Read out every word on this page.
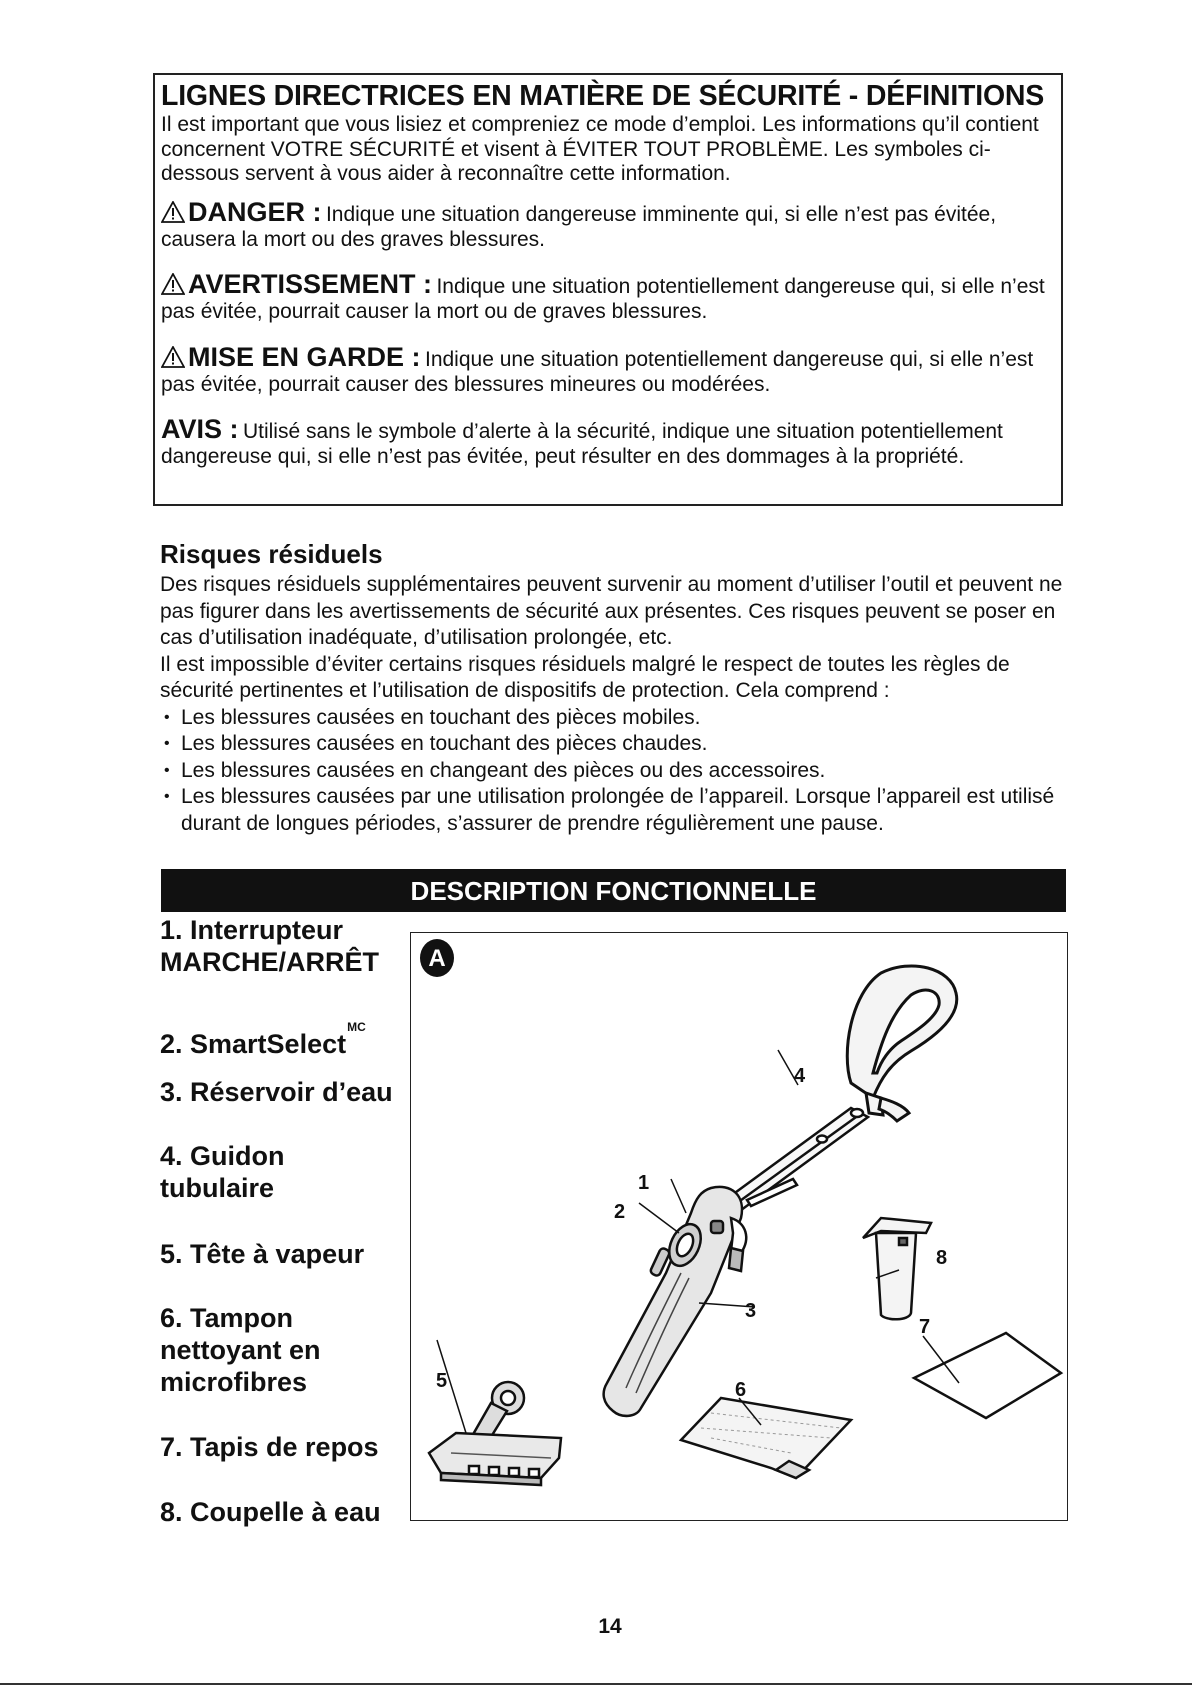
LIGNES DIRECTRICES EN MATIÈRE DE SÉCURITÉ - DÉFINITIONS

Il est important que vous lisiez et compreniez ce mode d’emploi. Les informations qu’il contient concernent VOTRE SÉCURITÉ et visent à ÉVITER TOUT PROBLÈME. Les symboles ci-dessous servent à vous aider à reconnaître cette information.

DANGER : Indique une situation dangereuse imminente qui, si elle n’est pas évitée, causera la mort ou des graves blessures.
AVERTISSEMENT : Indique une situation potentiellement dangereuse qui, si elle n’est pas évitée, pourrait causer la mort ou de graves blessures.
MISE EN GARDE : Indique une situation potentiellement dangereuse qui, si elle n’est pas évitée, pourrait causer des blessures mineures ou modérées.
AVIS : Utilisé sans le symbole d’alerte à la sécurité, indique une situation potentiellement dangereuse qui, si elle n’est pas évitée, peut résulter en des dommages à la propriété.
Risques résiduels

Des risques résiduels supplémentaires peuvent survenir au moment d’utiliser l’outil et peuvent ne pas figurer dans les avertissements de sécurité aux présentes. Ces risques peuvent se poser en cas d’utilisation inadéquate, d’utilisation prolongée, etc.

Il est impossible d’éviter certains risques résiduels malgré le respect de toutes les règles de sécurité pertinentes et l’utilisation de dispositifs de protection. Cela comprend :

• Les blessures causées en touchant des pièces mobiles.
• Les blessures causées en touchant des pièces chaudes.
• Les blessures causées en changeant des pièces ou des accessoires.
• Les blessures causées par une utilisation prolongée de l’appareil. Lorsque l’appareil est utilisé durant de longues périodes, s’assurer de prendre régulièrement une pause.
DESCRIPTION FONCTIONNELLE
1. Interrupteur
MARCHE/ARRÊT
2. SmartSelect$^{MC}$
3. Réservoir d’eau
4. Guidon
tubulaire
5. Tête à vapeur
6. Tampon
nettoyant en
microfibres
7. Tapis de repos
8. Coupelle à eau
A
1
2
3
4
5	6
7
8
14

----------

## What needs to be done:
Without including any pictures, print each record exactly.

## Expected answer:
Read out every word on this page.
LIGNES DIRECTRICES EN MATIÈRE DE SÉCURITÉ - DÉFINITIONS

Il est important que vous lisiez et compreniez ce mode d’emploi. Les informations qu’il contient concernent VOTRE SÉCURITÉ et visent à ÉVITER TOUT PROBLÈME. Les symboles ci-dessous servent à vous aider à reconnaître cette information.

DANGER : Indique une situation dangereuse imminente qui, si elle n’est pas évitée, causera la mort ou des graves blessures.
AVERTISSEMENT : Indique une situation potentiellement dangereuse qui, si elle n’est pas évitée, pourrait causer la mort ou de graves blessures.
MISE EN GARDE : Indique une situation potentiellement dangereuse qui, si elle n’est pas évitée, pourrait causer des blessures mineures ou modérées.
AVIS : Utilisé sans le symbole d’alerte à la sécurité, indique une situation potentiellement dangereuse qui, si elle n’est pas évitée, peut résulter en des dommages à la propriété.
Risques résiduels

Des risques résiduels supplémentaires peuvent survenir au moment d’utiliser l’outil et peuvent ne pas figurer dans les avertissements de sécurité aux présentes. Ces risques peuvent se poser en cas d’utilisation inadéquate, d’utilisation prolongée, etc.

Il est impossible d’éviter certains risques résiduels malgré le respect de toutes les règles de sécurité pertinentes et l’utilisation de dispositifs de protection. Cela comprend :

• Les blessures causées en touchant des pièces mobiles.
• Les blessures causées en touchant des pièces chaudes.
• Les blessures causées en changeant des pièces ou des accessoires.
• Les blessures causées par une utilisation prolongée de l’appareil. Lorsque l’appareil est utilisé durant de longues périodes, s’assurer de prendre régulièrement une pause.
DESCRIPTION FONCTIONNELLE
1. Interrupteur
MARCHE/ARRÊT
2. SmartSelect$^{MC}$
3. Réservoir d’eau
4. Guidon
tubulaire
5. Tête à vapeur
6. Tampon
nettoyant en
microfibres
7. Tapis de repos
8. Coupelle à eau
A
1
2
3
4
5	6
7
8
14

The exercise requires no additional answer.